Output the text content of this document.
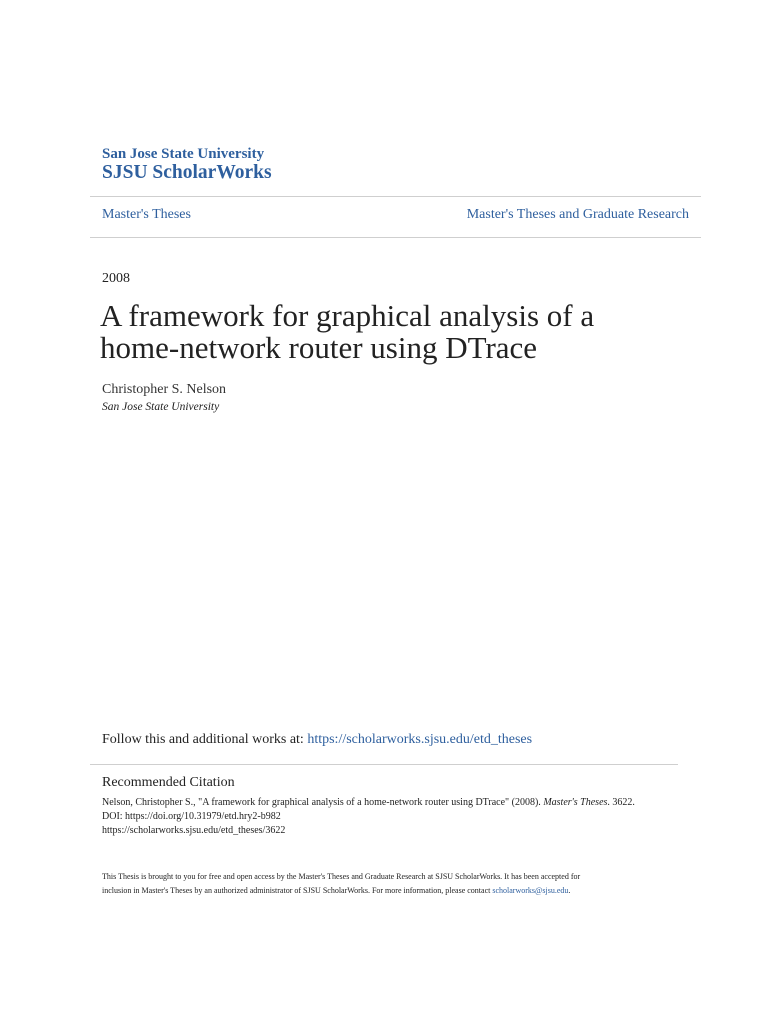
San Jose State University
SJSU ScholarWorks
Master's Theses	Master's Theses and Graduate Research
2008
A framework for graphical analysis of a home-network router using DTrace
Christopher S. Nelson
San Jose State University
Follow this and additional works at: https://scholarworks.sjsu.edu/etd_theses
Recommended Citation
Nelson, Christopher S., "A framework for graphical analysis of a home-network router using DTrace" (2008). Master's Theses. 3622.
DOI: https://doi.org/10.31979/etd.hry2-b982
https://scholarworks.sjsu.edu/etd_theses/3622
This Thesis is brought to you for free and open access by the Master's Theses and Graduate Research at SJSU ScholarWorks. It has been accepted for
inclusion in Master's Theses by an authorized administrator of SJSU ScholarWorks. For more information, please contact scholarworks@sjsu.edu.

☆ ☆ ☆ ☆

Set exercise:
How many lines in the records above contain the word "framework"? Give only the number.

The result:
2